Exercise goal ::
Identify each line below that contains the word "colors", and copy it out.

Material provided ::
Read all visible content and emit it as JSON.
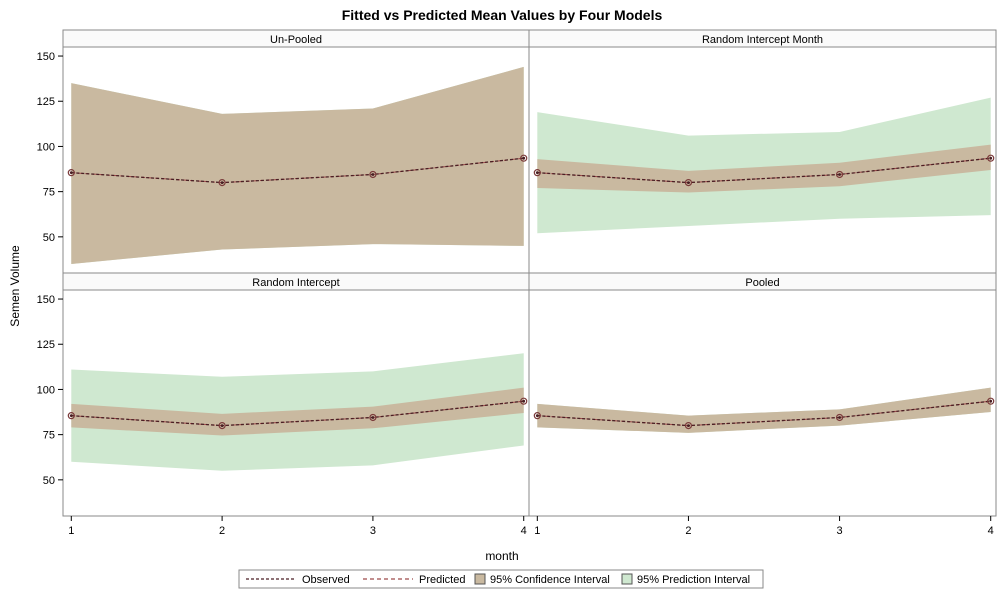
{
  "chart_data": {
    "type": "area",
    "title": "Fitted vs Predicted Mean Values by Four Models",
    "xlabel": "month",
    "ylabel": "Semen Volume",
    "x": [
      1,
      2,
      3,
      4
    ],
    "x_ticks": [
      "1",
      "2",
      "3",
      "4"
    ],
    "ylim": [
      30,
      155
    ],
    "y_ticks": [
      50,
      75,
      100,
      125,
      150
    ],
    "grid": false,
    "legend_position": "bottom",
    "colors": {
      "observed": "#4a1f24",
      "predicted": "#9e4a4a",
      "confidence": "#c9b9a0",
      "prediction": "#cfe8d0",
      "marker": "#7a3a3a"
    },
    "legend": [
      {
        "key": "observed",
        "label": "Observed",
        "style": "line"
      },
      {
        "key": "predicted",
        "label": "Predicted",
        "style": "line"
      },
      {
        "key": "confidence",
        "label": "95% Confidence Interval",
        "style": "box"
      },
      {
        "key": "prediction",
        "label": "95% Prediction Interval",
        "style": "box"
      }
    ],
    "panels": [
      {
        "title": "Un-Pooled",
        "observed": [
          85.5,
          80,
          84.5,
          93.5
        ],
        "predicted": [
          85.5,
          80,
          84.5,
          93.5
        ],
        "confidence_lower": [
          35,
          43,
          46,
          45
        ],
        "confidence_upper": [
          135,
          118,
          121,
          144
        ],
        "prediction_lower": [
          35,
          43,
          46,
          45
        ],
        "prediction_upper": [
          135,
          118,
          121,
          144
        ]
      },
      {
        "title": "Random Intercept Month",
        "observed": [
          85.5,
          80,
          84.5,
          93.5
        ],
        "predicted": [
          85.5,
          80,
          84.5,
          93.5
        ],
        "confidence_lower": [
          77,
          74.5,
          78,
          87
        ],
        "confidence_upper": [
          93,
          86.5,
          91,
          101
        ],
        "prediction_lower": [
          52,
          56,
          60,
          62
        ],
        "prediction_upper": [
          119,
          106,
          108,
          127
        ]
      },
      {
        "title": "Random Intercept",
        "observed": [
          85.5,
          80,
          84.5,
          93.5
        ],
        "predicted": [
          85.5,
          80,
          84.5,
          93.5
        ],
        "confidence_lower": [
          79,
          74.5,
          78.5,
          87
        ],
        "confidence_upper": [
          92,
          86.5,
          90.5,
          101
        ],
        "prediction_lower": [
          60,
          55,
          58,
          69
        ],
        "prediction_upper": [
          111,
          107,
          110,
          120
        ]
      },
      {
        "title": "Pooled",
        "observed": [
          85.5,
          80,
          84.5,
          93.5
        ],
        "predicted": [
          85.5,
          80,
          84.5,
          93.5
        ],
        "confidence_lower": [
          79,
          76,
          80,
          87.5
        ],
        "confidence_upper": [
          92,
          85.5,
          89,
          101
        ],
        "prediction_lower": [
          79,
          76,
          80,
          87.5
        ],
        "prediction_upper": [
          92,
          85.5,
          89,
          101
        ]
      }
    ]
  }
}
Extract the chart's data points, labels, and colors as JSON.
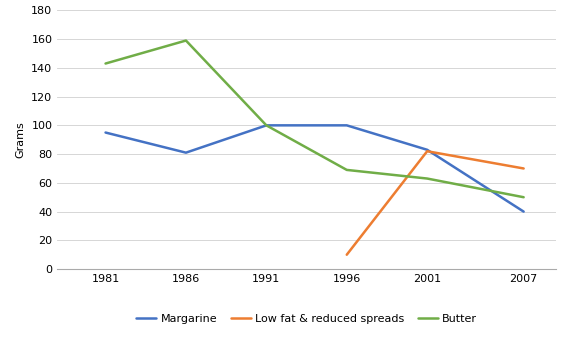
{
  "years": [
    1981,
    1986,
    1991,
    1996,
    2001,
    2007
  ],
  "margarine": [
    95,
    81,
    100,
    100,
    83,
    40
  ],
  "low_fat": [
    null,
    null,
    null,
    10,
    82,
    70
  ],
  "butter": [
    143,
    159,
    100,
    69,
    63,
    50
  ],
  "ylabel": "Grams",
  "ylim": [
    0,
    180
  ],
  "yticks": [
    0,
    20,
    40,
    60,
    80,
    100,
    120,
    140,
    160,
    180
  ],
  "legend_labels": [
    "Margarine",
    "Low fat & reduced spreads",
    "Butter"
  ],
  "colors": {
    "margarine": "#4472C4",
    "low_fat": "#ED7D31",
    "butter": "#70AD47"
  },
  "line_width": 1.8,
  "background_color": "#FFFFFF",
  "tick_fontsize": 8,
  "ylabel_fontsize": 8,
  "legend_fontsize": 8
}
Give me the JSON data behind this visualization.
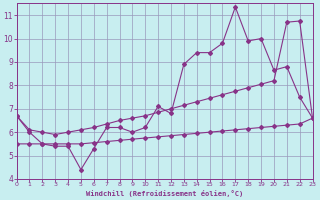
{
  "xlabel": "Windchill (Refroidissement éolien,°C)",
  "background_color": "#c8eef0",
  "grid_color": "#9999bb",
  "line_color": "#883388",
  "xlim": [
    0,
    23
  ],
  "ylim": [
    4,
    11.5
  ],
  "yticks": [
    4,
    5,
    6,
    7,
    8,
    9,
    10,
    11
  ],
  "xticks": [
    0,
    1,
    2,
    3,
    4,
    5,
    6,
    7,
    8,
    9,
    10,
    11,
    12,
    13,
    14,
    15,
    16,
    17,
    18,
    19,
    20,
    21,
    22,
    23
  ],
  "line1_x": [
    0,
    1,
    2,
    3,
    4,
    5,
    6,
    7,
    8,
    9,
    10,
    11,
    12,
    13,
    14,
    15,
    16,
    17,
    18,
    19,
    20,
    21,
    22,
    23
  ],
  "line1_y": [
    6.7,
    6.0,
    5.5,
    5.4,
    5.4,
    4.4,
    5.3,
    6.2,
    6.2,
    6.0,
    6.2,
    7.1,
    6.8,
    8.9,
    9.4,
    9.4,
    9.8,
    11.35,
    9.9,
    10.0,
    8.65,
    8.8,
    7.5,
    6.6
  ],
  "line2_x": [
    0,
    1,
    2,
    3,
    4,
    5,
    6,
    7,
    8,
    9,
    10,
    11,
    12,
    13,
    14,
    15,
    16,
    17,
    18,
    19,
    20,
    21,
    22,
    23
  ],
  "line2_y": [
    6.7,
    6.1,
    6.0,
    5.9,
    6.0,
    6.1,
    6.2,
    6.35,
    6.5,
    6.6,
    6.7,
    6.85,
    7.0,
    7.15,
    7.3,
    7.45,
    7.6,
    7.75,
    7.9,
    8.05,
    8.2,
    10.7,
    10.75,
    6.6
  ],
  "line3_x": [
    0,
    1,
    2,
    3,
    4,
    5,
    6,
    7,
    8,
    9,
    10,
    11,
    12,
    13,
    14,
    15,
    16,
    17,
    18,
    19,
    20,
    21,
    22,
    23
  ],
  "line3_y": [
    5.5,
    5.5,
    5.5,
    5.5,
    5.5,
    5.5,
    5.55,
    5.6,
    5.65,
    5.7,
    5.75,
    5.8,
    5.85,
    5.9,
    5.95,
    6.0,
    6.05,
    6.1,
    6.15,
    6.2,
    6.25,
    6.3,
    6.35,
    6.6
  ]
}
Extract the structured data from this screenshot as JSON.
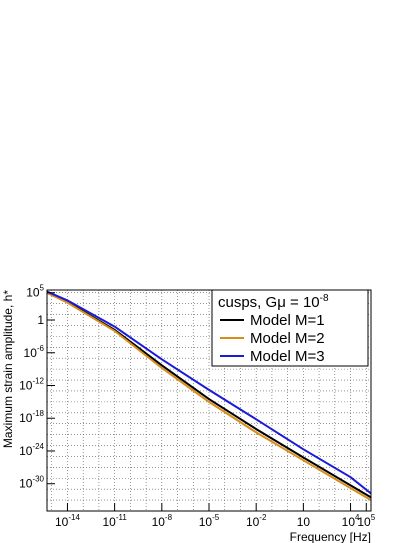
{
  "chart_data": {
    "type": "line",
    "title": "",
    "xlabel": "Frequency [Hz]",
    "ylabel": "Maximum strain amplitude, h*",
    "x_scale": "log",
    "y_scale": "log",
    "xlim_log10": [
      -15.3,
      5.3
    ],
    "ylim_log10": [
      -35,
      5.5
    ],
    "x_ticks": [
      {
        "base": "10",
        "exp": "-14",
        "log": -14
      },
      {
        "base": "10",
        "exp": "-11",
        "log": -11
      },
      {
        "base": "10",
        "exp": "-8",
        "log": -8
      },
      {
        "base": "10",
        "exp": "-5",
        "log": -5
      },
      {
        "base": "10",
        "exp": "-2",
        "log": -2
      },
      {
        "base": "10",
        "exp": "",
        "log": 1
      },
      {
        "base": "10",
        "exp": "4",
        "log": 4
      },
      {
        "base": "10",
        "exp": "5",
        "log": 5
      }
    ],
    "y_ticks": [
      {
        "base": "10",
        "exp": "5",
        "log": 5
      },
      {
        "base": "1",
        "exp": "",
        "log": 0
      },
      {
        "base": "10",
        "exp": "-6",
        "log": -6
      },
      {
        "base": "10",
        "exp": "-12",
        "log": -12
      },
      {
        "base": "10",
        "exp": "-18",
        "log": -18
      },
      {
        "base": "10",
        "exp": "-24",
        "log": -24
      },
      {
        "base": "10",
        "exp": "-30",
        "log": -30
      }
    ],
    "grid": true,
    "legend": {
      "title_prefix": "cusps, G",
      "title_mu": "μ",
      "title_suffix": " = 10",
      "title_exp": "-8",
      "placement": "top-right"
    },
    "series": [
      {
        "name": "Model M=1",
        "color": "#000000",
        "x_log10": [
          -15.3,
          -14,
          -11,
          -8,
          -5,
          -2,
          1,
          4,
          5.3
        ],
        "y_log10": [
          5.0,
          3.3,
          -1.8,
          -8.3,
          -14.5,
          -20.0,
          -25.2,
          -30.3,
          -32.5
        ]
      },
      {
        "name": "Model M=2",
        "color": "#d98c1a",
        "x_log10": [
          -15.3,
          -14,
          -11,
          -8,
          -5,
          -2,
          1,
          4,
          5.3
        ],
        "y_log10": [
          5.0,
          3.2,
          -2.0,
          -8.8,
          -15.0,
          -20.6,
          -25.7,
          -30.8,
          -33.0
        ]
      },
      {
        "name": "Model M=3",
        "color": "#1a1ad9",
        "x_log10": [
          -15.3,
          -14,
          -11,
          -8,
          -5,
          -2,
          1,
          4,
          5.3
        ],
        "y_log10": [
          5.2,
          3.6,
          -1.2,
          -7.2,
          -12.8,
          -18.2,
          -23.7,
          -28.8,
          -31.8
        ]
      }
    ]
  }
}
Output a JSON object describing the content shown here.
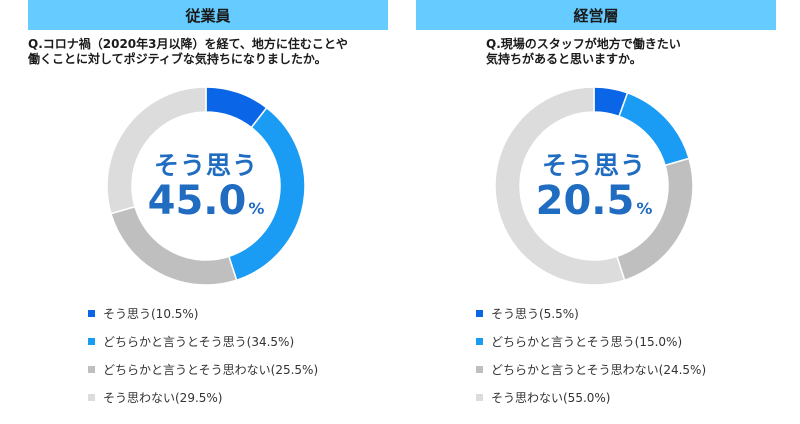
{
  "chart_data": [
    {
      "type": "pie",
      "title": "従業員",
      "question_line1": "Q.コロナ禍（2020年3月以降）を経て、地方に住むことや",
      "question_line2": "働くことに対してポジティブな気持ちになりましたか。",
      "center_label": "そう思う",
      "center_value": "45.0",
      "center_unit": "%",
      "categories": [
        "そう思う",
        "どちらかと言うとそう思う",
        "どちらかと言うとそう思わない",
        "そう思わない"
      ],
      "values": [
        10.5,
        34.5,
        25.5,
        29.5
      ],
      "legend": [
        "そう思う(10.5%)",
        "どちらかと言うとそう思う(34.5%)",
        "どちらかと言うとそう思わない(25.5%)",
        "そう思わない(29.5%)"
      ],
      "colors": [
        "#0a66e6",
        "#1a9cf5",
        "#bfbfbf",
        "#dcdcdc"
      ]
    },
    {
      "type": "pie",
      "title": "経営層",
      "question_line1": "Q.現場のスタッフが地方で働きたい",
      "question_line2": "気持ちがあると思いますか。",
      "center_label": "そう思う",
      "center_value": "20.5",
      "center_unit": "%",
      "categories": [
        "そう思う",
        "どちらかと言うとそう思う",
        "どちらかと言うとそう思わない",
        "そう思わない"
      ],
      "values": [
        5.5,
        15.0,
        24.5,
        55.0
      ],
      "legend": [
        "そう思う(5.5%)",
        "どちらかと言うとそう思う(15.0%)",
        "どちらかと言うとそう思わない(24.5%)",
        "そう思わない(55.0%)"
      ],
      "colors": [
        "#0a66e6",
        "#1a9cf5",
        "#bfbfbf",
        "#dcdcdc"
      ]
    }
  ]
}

Task output ::
    "colors": {
Extract the chart's data points, labels, and colors as JSON.
  "colors": {
      "colors": [
      "colors": [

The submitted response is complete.